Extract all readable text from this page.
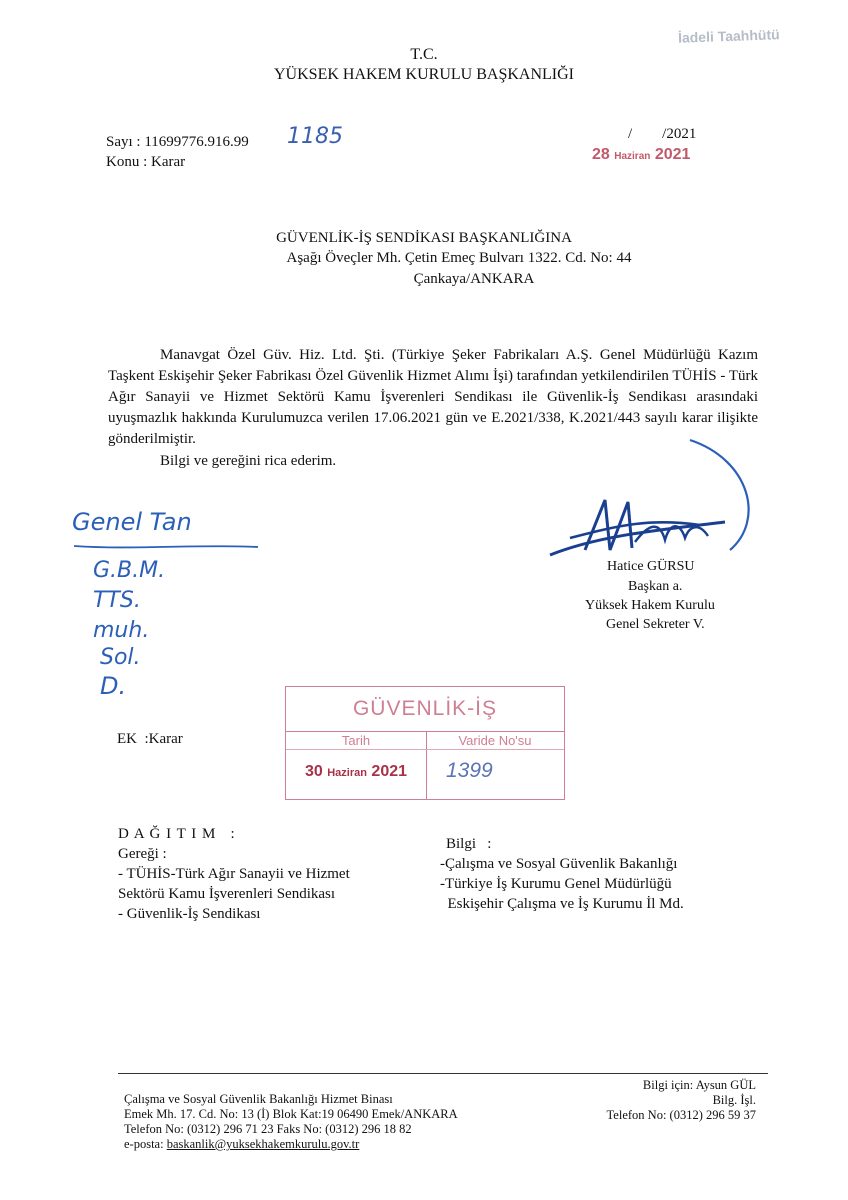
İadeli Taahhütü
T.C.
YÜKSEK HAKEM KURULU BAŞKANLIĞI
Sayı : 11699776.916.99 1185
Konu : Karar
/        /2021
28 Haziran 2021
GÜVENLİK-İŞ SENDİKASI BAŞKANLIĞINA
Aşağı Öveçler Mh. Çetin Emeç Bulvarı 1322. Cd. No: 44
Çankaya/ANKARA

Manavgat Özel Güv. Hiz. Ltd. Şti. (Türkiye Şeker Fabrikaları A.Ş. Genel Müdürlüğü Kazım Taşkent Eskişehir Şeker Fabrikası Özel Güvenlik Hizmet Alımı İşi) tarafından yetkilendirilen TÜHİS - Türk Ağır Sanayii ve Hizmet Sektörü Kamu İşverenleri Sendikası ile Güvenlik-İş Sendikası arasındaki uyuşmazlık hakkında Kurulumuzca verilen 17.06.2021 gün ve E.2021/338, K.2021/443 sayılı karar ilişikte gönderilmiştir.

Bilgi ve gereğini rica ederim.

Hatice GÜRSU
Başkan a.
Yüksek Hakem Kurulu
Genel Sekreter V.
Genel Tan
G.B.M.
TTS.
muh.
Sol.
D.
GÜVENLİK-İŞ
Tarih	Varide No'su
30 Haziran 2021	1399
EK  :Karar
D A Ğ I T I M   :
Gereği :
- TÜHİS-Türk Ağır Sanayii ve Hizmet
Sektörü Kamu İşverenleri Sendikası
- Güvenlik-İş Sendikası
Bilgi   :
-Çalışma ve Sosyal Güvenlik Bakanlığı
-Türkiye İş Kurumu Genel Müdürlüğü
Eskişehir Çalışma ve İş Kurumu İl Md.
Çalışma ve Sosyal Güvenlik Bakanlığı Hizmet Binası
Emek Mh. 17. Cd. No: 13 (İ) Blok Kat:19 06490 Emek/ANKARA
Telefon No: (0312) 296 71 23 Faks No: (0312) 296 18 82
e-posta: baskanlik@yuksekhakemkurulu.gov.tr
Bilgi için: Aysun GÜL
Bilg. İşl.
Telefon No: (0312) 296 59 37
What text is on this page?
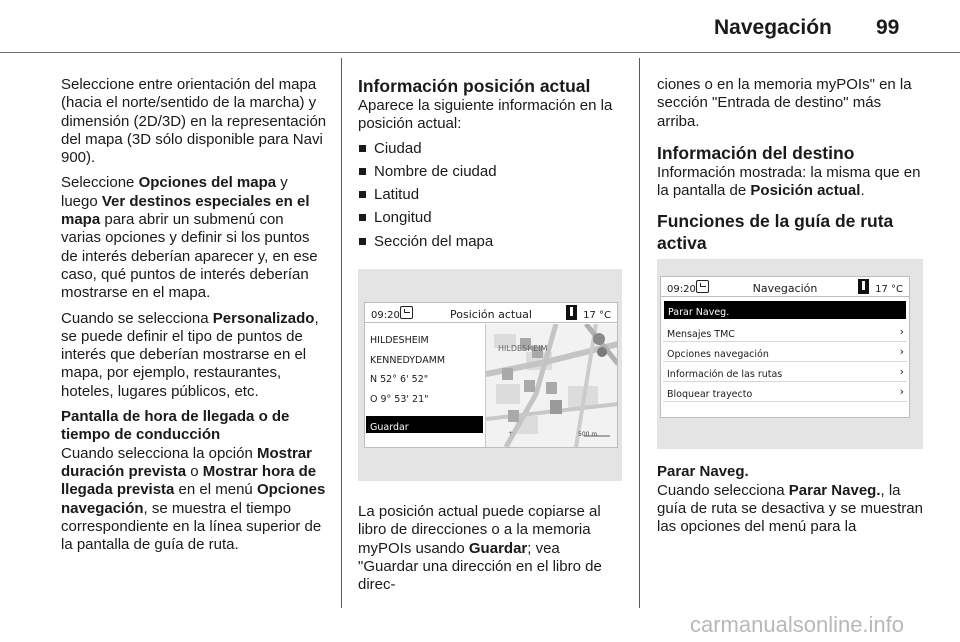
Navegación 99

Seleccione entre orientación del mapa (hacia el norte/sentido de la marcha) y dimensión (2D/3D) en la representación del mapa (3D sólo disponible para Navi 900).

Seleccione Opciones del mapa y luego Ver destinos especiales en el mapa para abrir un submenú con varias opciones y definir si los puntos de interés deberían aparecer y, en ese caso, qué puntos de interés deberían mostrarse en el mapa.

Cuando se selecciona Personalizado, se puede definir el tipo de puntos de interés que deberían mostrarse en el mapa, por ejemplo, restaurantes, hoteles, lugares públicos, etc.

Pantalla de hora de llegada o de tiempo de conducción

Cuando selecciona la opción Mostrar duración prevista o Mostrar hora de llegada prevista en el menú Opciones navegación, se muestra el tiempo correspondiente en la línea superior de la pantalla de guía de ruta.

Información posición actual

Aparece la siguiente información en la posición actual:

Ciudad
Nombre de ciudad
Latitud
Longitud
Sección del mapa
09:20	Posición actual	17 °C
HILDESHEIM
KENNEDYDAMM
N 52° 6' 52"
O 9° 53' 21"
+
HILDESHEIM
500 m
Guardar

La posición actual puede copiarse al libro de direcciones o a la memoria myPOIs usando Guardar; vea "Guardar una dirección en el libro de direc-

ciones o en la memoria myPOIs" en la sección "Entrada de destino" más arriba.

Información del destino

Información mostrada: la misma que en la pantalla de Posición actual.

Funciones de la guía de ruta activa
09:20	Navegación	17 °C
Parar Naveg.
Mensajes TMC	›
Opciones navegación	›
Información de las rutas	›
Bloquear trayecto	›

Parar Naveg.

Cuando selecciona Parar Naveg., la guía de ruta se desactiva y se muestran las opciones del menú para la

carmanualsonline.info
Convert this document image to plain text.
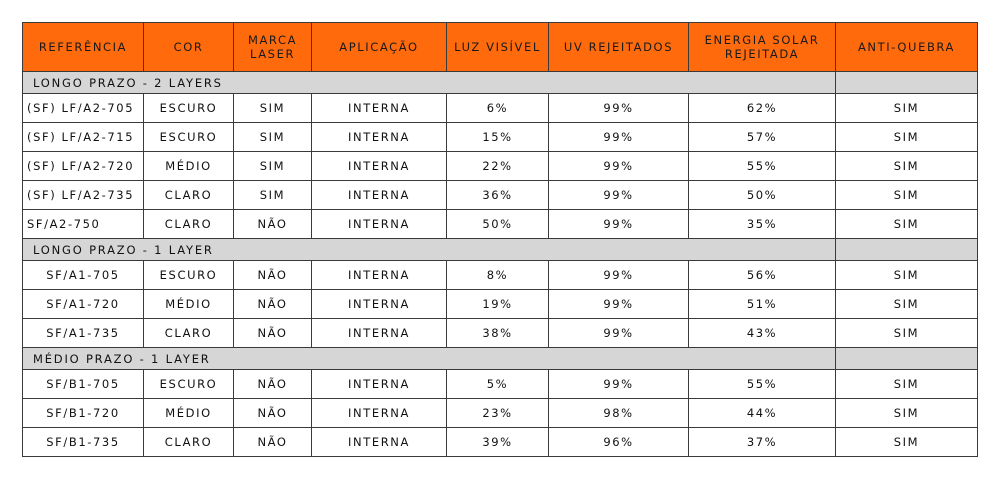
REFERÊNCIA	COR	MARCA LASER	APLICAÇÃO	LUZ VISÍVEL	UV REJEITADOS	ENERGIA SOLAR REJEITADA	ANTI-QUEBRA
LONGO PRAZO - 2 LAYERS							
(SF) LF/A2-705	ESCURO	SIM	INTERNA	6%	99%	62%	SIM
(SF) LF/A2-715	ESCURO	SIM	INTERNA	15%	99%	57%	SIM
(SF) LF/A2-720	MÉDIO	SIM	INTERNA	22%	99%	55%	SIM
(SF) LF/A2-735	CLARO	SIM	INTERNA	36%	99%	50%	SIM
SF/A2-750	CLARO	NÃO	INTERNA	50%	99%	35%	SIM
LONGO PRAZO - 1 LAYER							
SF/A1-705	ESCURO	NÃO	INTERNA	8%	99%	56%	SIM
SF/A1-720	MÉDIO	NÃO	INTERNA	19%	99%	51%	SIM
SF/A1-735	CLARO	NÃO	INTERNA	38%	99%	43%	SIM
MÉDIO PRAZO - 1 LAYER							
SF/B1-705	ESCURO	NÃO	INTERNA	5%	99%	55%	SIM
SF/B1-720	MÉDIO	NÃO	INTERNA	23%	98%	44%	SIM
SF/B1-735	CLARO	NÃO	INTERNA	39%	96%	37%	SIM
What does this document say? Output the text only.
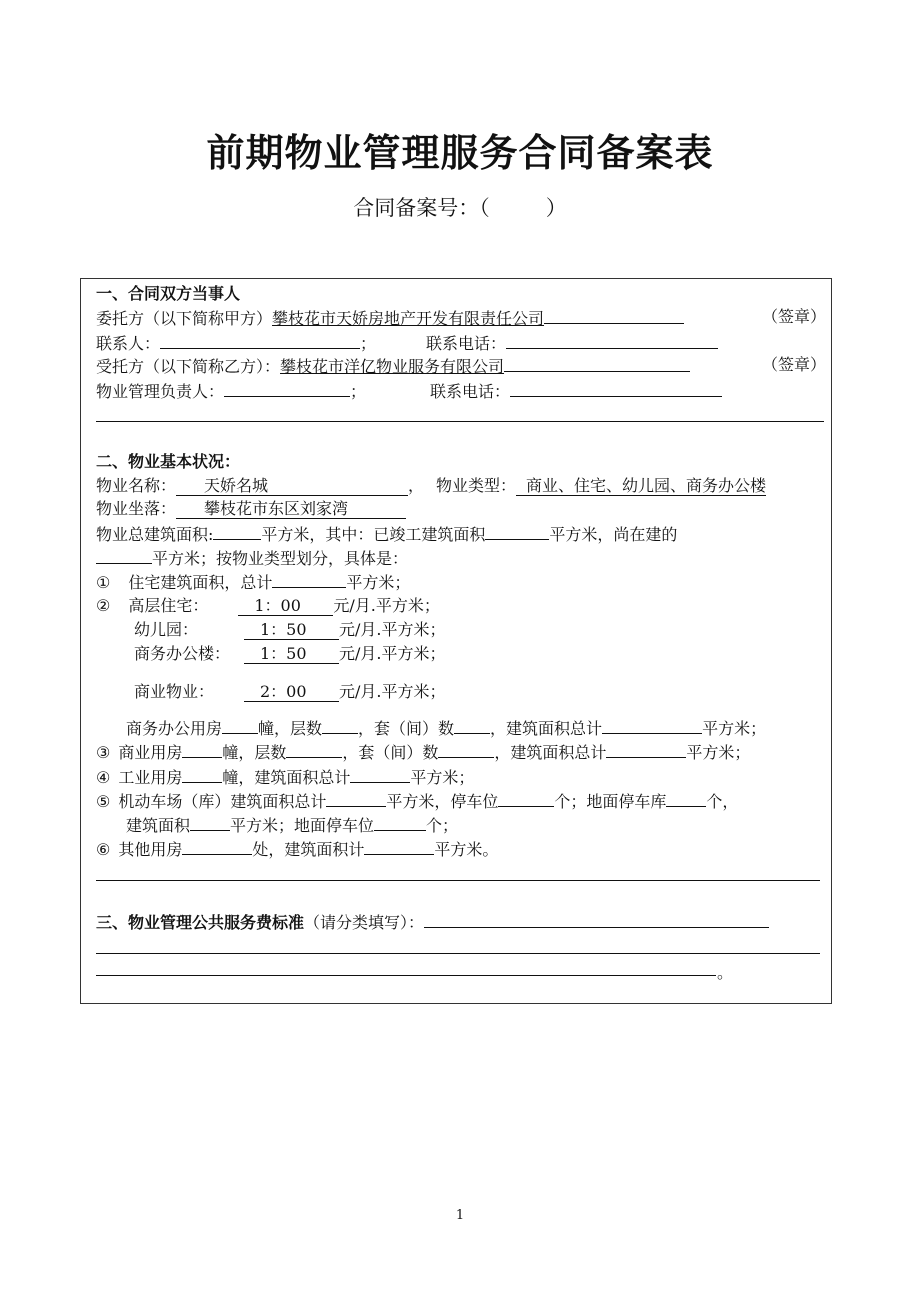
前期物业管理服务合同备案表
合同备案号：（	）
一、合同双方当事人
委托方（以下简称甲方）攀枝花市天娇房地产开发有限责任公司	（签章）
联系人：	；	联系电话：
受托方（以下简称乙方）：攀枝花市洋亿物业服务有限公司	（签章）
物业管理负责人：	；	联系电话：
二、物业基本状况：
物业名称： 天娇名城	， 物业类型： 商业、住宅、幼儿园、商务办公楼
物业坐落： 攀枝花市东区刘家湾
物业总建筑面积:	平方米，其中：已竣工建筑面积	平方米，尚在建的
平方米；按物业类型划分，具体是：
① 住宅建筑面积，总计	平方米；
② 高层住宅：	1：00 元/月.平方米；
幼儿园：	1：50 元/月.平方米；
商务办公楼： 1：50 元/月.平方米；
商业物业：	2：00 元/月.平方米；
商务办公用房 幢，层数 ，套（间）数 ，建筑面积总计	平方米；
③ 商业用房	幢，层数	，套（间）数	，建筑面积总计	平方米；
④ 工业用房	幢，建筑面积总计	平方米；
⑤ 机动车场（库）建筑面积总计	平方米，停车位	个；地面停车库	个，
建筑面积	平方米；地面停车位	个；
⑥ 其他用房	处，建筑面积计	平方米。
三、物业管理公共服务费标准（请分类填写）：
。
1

....................

Your task:
Copy each line exactly, and leave the pictures out of your copy.

Written answer:
Extract all readable text from this page.
İadeli Taahhütü
T.C.
YÜKSEK HAKEM KURULU BAŞKANLIĞI
Sayı : 11699776.916.99 1185
Konu : Karar
/        /2021
28 Haziran 2021
GÜVENLİK-İŞ SENDİKASI BAŞKANLIĞINA
Aşağı Öveçler Mh. Çetin Emeç Bulvarı 1322. Cd. No: 44
Çankaya/ANKARA

Manavgat Özel Güv. Hiz. Ltd. Şti. (Türkiye Şeker Fabrikaları A.Ş. Genel Müdürlüğü Kazım Taşkent Eskişehir Şeker Fabrikası Özel Güvenlik Hizmet Alımı İşi) tarafından yetkilendirilen TÜHİS - Türk Ağır Sanayii ve Hizmet Sektörü Kamu İşverenleri Sendikası ile Güvenlik-İş Sendikası arasındaki uyuşmazlık hakkında Kurulumuzca verilen 17.06.2021 gün ve E.2021/338, K.2021/443 sayılı karar ilişikte gönderilmiştir.

Bilgi ve gereğini rica ederim.

Hatice GÜRSU
Başkan a.
Yüksek Hakem Kurulu
Genel Sekreter V.
Genel Tan
G.B.M.
TTS.
muh.
Sol.
D.
GÜVENLİK-İŞ
Tarih	Varide No'su
30 Haziran 2021	1399
EK  :Karar
D A Ğ I T I M   :
Gereği :
- TÜHİS-Türk Ağır Sanayii ve Hizmet
Sektörü Kamu İşverenleri Sendikası
- Güvenlik-İş Sendikası
Bilgi   :
-Çalışma ve Sosyal Güvenlik Bakanlığı
-Türkiye İş Kurumu Genel Müdürlüğü
Eskişehir Çalışma ve İş Kurumu İl Md.
Çalışma ve Sosyal Güvenlik Bakanlığı Hizmet Binası
Emek Mh. 17. Cd. No: 13 (İ) Blok Kat:19 06490 Emek/ANKARA
Telefon No: (0312) 296 71 23 Faks No: (0312) 296 18 82
e-posta: baskanlik@yuksekhakemkurulu.gov.tr
Bilgi için: Aysun GÜL
Bilg. İşl.
Telefon No: (0312) 296 59 37
What text is on this page?
Navegación 99

Seleccione entre orientación del mapa (hacia el norte/sentido de la marcha) y dimensión (2D/3D) en la representación del mapa (3D sólo disponible para Navi 900).

Seleccione Opciones del mapa y luego Ver destinos especiales en el mapa para abrir un submenú con varias opciones y definir si los puntos de interés deberían aparecer y, en ese caso, qué puntos de interés deberían mostrarse en el mapa.

Cuando se selecciona Personalizado, se puede definir el tipo de puntos de interés que deberían mostrarse en el mapa, por ejemplo, restaurantes, hoteles, lugares públicos, etc.

Pantalla de hora de llegada o de tiempo de conducción

Cuando selecciona la opción Mostrar duración prevista o Mostrar hora de llegada prevista en el menú Opciones navegación, se muestra el tiempo correspondiente en la línea superior de la pantalla de guía de ruta.

Información posición actual

Aparece la siguiente información en la posición actual:

Ciudad
Nombre de ciudad
Latitud
Longitud
Sección del mapa
09:20	Posición actual	17 °C
HILDESHEIM
KENNEDYDAMM
N 52° 6' 52"
O 9° 53' 21"
+
HILDESHEIM
500 m
Guardar

La posición actual puede copiarse al libro de direcciones o a la memoria myPOIs usando Guardar; vea "Guardar una dirección en el libro de direc-

ciones o en la memoria myPOIs" en la sección "Entrada de destino" más arriba.

Información del destino

Información mostrada: la misma que en la pantalla de Posición actual.

Funciones de la guía de ruta activa
09:20	Navegación	17 °C
Parar Naveg.
Mensajes TMC	›
Opciones navegación	›
Información de las rutas	›
Bloquear trayecto	›

Parar Naveg.

Cuando selecciona Parar Naveg., la guía de ruta se desactiva y se muestran las opciones del menú para la

carmanualsonline.info
Convert this document image to plain text.
REFERÊNCIA	COR	MARCA LASER	APLICAÇÃO	LUZ VISÍVEL	UV REJEITADOS	ENERGIA SOLAR REJEITADA	ANTI-QUEBRA
LONGO PRAZO - 2 LAYERS							
(SF) LF/A2-705	ESCURO	SIM	INTERNA	6%	99%	62%	SIM
(SF) LF/A2-715	ESCURO	SIM	INTERNA	15%	99%	57%	SIM
(SF) LF/A2-720	MÉDIO	SIM	INTERNA	22%	99%	55%	SIM
(SF) LF/A2-735	CLARO	SIM	INTERNA	36%	99%	50%	SIM
SF/A2-750	CLARO	NÃO	INTERNA	50%	99%	35%	SIM
LONGO PRAZO - 1 LAYER							
SF/A1-705	ESCURO	NÃO	INTERNA	8%	99%	56%	SIM
SF/A1-720	MÉDIO	NÃO	INTERNA	19%	99%	51%	SIM
SF/A1-735	CLARO	NÃO	INTERNA	38%	99%	43%	SIM
MÉDIO PRAZO - 1 LAYER							
SF/B1-705	ESCURO	NÃO	INTERNA	5%	99%	55%	SIM
SF/B1-720	MÉDIO	NÃO	INTERNA	23%	98%	44%	SIM
SF/B1-735	CLARO	NÃO	INTERNA	39%	96%	37%	SIM
What does this document say? Output the text only.
前期物业管理服务合同备案表
合同备案号：（	）
一、合同双方当事人
委托方（以下简称甲方）攀枝花市天娇房地产开发有限责任公司	（签章）
联系人：	；	联系电话：
受托方（以下简称乙方）：攀枝花市洋亿物业服务有限公司	（签章）
物业管理负责人：	；	联系电话：
二、物业基本状况：
物业名称： 天娇名城	， 物业类型： 商业、住宅、幼儿园、商务办公楼
物业坐落： 攀枝花市东区刘家湾
物业总建筑面积:	平方米，其中：已竣工建筑面积	平方米，尚在建的
平方米；按物业类型划分，具体是：
① 住宅建筑面积，总计	平方米；
② 高层住宅：	1：00 元/月.平方米；
幼儿园：	1：50 元/月.平方米；
商务办公楼： 1：50 元/月.平方米；
商业物业：	2：00 元/月.平方米；
商务办公用房 幢，层数 ，套（间）数 ，建筑面积总计	平方米；
③ 商业用房	幢，层数	，套（间）数	，建筑面积总计	平方米；
④ 工业用房	幢，建筑面积总计	平方米；
⑤ 机动车场（库）建筑面积总计	平方米，停车位	个；地面停车库	个，
建筑面积	平方米；地面停车位	个；
⑥ 其他用房	处，建筑面积计	平方米。
三、物业管理公共服务费标准（请分类填写）：
。
1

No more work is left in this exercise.